### Written problem
Write out the whole of the material exactly.

[Entries with figure data]
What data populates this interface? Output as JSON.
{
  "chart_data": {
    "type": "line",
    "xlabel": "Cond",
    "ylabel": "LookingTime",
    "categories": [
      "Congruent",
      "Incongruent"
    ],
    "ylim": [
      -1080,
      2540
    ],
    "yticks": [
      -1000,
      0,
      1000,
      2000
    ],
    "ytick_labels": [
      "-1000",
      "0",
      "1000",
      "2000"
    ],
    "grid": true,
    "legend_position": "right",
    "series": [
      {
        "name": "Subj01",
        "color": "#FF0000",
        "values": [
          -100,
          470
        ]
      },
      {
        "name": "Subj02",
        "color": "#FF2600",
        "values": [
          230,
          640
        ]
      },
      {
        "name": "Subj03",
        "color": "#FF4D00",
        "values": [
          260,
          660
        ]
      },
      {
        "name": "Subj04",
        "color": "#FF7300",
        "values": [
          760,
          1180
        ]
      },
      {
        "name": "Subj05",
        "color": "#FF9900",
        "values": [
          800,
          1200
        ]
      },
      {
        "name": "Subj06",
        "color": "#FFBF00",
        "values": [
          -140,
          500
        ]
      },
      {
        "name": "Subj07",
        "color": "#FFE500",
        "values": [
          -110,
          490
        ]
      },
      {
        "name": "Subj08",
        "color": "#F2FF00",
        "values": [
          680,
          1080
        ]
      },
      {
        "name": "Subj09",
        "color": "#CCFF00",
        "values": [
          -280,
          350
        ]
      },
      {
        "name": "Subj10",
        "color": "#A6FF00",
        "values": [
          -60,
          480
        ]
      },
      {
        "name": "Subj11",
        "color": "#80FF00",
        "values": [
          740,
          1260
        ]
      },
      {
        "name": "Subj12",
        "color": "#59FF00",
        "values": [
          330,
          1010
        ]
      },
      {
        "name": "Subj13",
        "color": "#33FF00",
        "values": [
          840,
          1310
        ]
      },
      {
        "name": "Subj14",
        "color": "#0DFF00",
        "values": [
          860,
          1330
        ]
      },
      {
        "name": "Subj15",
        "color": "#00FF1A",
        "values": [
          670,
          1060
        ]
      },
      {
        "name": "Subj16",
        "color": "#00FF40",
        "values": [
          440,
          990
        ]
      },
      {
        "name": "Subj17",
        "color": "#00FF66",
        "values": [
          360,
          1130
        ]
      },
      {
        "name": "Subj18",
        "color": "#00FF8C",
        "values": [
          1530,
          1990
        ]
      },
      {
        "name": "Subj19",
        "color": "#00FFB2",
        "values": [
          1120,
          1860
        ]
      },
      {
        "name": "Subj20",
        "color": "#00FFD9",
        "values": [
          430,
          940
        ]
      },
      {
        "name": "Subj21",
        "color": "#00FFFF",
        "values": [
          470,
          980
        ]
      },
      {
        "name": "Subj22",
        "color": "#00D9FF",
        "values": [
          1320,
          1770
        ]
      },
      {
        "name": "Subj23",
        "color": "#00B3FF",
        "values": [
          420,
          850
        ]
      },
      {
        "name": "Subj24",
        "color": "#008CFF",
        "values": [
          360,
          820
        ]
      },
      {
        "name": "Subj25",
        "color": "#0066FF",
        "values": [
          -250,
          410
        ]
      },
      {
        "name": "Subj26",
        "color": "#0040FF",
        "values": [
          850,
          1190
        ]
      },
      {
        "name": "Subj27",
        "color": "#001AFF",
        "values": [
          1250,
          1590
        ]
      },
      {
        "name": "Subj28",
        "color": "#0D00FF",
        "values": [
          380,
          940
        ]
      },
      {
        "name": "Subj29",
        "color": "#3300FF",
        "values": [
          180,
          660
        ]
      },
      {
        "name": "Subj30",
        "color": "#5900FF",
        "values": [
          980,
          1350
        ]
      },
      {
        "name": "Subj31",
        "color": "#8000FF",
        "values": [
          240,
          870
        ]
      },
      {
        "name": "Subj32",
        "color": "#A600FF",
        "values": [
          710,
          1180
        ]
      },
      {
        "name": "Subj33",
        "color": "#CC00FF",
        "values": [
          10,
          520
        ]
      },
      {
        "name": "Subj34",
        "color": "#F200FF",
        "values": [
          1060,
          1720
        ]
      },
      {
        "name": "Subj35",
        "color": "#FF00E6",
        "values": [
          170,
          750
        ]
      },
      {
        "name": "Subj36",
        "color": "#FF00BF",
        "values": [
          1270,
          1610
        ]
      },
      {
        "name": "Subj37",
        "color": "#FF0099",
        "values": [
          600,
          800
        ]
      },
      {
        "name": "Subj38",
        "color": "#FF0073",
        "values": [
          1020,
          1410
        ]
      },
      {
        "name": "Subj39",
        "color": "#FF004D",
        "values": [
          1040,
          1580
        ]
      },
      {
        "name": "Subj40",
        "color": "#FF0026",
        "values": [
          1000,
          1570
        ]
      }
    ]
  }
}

### Solution to the exercise
What data populates this interface? Output as JSON.
{
  "chart_data": {
    "type": "line",
    "xlabel": "Cond",
    "ylabel": "LookingTime",
    "categories": [
      "Congruent",
      "Incongruent"
    ],
    "ylim": [
      -1080,
      2540
    ],
    "yticks": [
      -1000,
      0,
      1000,
      2000
    ],
    "ytick_labels": [
      "-1000",
      "0",
      "1000",
      "2000"
    ],
    "grid": true,
    "legend_position": "right",
    "series": [
      {
        "name": "Subj01",
        "color": "#FF0000",
        "values": [
          -100,
          470
        ]
      },
      {
        "name": "Subj02",
        "color": "#FF2600",
        "values": [
          230,
          640
        ]
      },
      {
        "name": "Subj03",
        "color": "#FF4D00",
        "values": [
          260,
          660
        ]
      },
      {
        "name": "Subj04",
        "color": "#FF7300",
        "values": [
          760,
          1180
        ]
      },
      {
        "name": "Subj05",
        "color": "#FF9900",
        "values": [
          800,
          1200
        ]
      },
      {
        "name": "Subj06",
        "color": "#FFBF00",
        "values": [
          -140,
          500
        ]
      },
      {
        "name": "Subj07",
        "color": "#FFE500",
        "values": [
          -110,
          490
        ]
      },
      {
        "name": "Subj08",
        "color": "#F2FF00",
        "values": [
          680,
          1080
        ]
      },
      {
        "name": "Subj09",
        "color": "#CCFF00",
        "values": [
          -280,
          350
        ]
      },
      {
        "name": "Subj10",
        "color": "#A6FF00",
        "values": [
          -60,
          480
        ]
      },
      {
        "name": "Subj11",
        "color": "#80FF00",
        "values": [
          740,
          1260
        ]
      },
      {
        "name": "Subj12",
        "color": "#59FF00",
        "values": [
          330,
          1010
        ]
      },
      {
        "name": "Subj13",
        "color": "#33FF00",
        "values": [
          840,
          1310
        ]
      },
      {
        "name": "Subj14",
        "color": "#0DFF00",
        "values": [
          860,
          1330
        ]
      },
      {
        "name": "Subj15",
        "color": "#00FF1A",
        "values": [
          670,
          1060
        ]
      },
      {
        "name": "Subj16",
        "color": "#00FF40",
        "values": [
          440,
          990
        ]
      },
      {
        "name": "Subj17",
        "color": "#00FF66",
        "values": [
          360,
          1130
        ]
      },
      {
        "name": "Subj18",
        "color": "#00FF8C",
        "values": [
          1530,
          1990
        ]
      },
      {
        "name": "Subj19",
        "color": "#00FFB2",
        "values": [
          1120,
          1860
        ]
      },
      {
        "name": "Subj20",
        "color": "#00FFD9",
        "values": [
          430,
          940
        ]
      },
      {
        "name": "Subj21",
        "color": "#00FFFF",
        "values": [
          470,
          980
        ]
      },
      {
        "name": "Subj22",
        "color": "#00D9FF",
        "values": [
          1320,
          1770
        ]
      },
      {
        "name": "Subj23",
        "color": "#00B3FF",
        "values": [
          420,
          850
        ]
      },
      {
        "name": "Subj24",
        "color": "#008CFF",
        "values": [
          360,
          820
        ]
      },
      {
        "name": "Subj25",
        "color": "#0066FF",
        "values": [
          -250,
          410
        ]
      },
      {
        "name": "Subj26",
        "color": "#0040FF",
        "values": [
          850,
          1190
        ]
      },
      {
        "name": "Subj27",
        "color": "#001AFF",
        "values": [
          1250,
          1590
        ]
      },
      {
        "name": "Subj28",
        "color": "#0D00FF",
        "values": [
          380,
          940
        ]
      },
      {
        "name": "Subj29",
        "color": "#3300FF",
        "values": [
          180,
          660
        ]
      },
      {
        "name": "Subj30",
        "color": "#5900FF",
        "values": [
          980,
          1350
        ]
      },
      {
        "name": "Subj31",
        "color": "#8000FF",
        "values": [
          240,
          870
        ]
      },
      {
        "name": "Subj32",
        "color": "#A600FF",
        "values": [
          710,
          1180
        ]
      },
      {
        "name": "Subj33",
        "color": "#CC00FF",
        "values": [
          10,
          520
        ]
      },
      {
        "name": "Subj34",
        "color": "#F200FF",
        "values": [
          1060,
          1720
        ]
      },
      {
        "name": "Subj35",
        "color": "#FF00E6",
        "values": [
          170,
          750
        ]
      },
      {
        "name": "Subj36",
        "color": "#FF00BF",
        "values": [
          1270,
          1610
        ]
      },
      {
        "name": "Subj37",
        "color": "#FF0099",
        "values": [
          600,
          800
        ]
      },
      {
        "name": "Subj38",
        "color": "#FF0073",
        "values": [
          1020,
          1410
        ]
      },
      {
        "name": "Subj39",
        "color": "#FF004D",
        "values": [
          1040,
          1580
        ]
      },
      {
        "name": "Subj40",
        "color": "#FF0026",
        "values": [
          1000,
          1570
        ]
      }
    ]
  }
}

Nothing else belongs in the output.